▶ **Daftar Tugas**
1 – Berdasarkan kutipan tentang konflik agraria di Sumatera Utara, jelaskan mengapa ruang kosong dalam persoalan agraria diisi oleh aktor-aktor simbolik yang mempolitisasi identitas.
2 – Tolong salin bagian kutipan tentang konflik agraria di Sumatera Utara mulai dari "Data dari Konsorsium" sampai "tidak selalu berdasar." tanpa mengubah satu kata pun.

▶ **Kutipan Teks**
■ ■ ■ ■

Data dari Konsorsium Pembaruan Agraria (KPA) menunjukkan, dari 120 konflik agraria di Sumatera Utara sepanjang 2015–2022, sedikitnya 12 konflik berakar pada klaim tanah oleh pihak-pihak yang mengatasnamakan “Sultan” atau lembaga adat bayangan. Dalam banyak kasus, masyarakat adat asli dan petani penggarap justru menjadi korban penggusuran atas nama warisan kerajaan.
Fenomena ini memperlihatkan bahwa ketika negara lalai menyelesaikan warisan konflik agraria pasca-revolusi sosial secara struktural dan historis, ruang kosong itu diisi oleh aktor-aktor simbolik yang mempolitisasi identitas. Maka, tanah negara bebas yang seharusnya menjadi alat keadilan sosial kini diperebutkan dengan narasi kultural yang tidak selalu berdasar.

■ ■ ■ ■

▶ **Data Sumber**
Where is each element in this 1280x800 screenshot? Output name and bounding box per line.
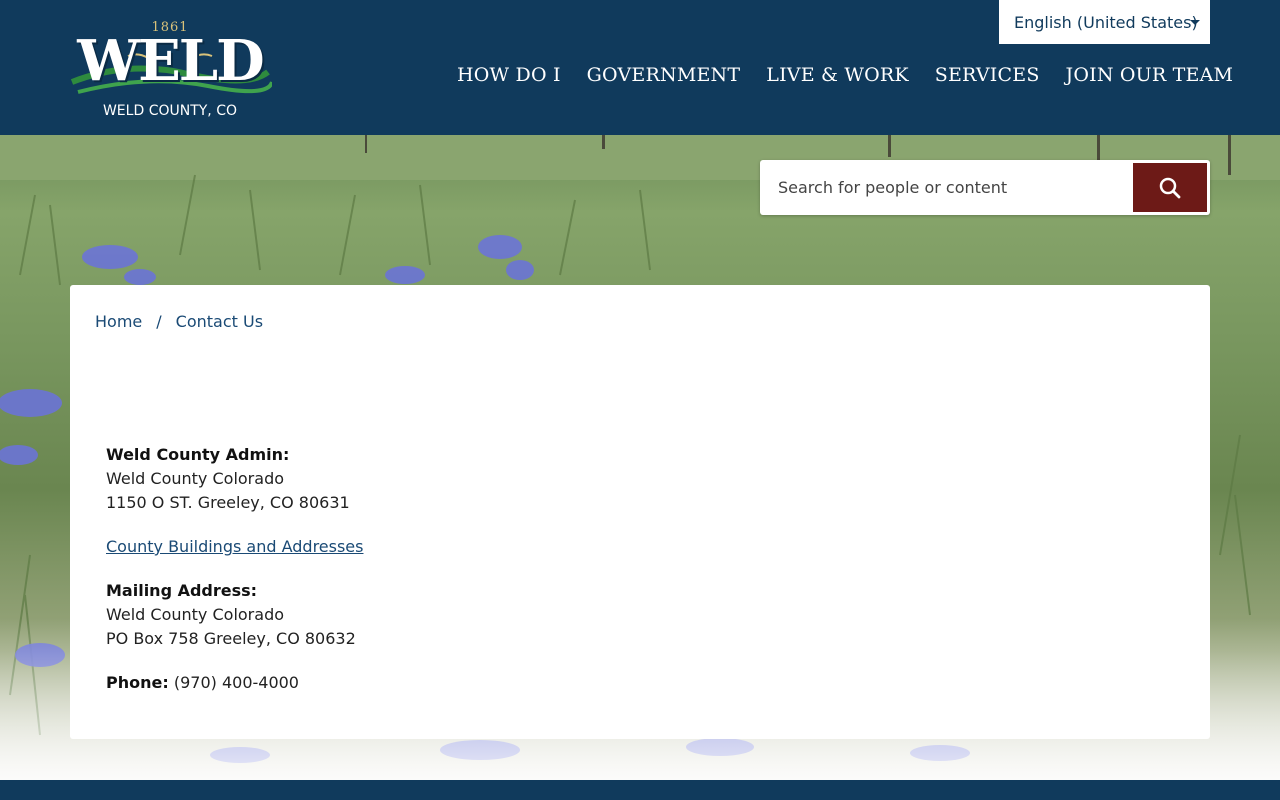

■ ■ ■ ■

▶ **Kunci Jawaban**
1 – Ruang kosong itu muncul karena negara lalai menyelesaikan warisan konflik agraria pasca-revolusi sosial secara struktural dan historis. Kekosongan tersebut kemudian diisi oleh aktor-aktor simbolik yang mempolitisasi identitas.

2 –
Data dari Konsorsium Pembaruan Agraria (KPA) menunjukkan, dari 120 konflik agraria di Sumatera Utara sepanjang 2015–2022, sedikitnya 12 konflik berakar pada klaim tanah oleh pihak-pihak yang mengatasnamakan “Sultan” atau lembaga adat bayangan. Dalam banyak kasus, masyarakat adat asli dan petani penggarap justru menjadi korban penggusuran atas nama warisan kerajaan.
Fenomena ini memperlihatkan bahwa ketika negara lalai menyelesaikan warisan konflik agraria pasca-revolusi sosial secara struktural dan historis, ruang kosong itu diisi oleh aktor-aktor simbolik yang mempolitisasi identitas. Maka, tanah negara bebas yang seharusnya menjadi alat keadilan sosial kini diperebutkan dengan narasi kultural yang tidak selalu berdasar.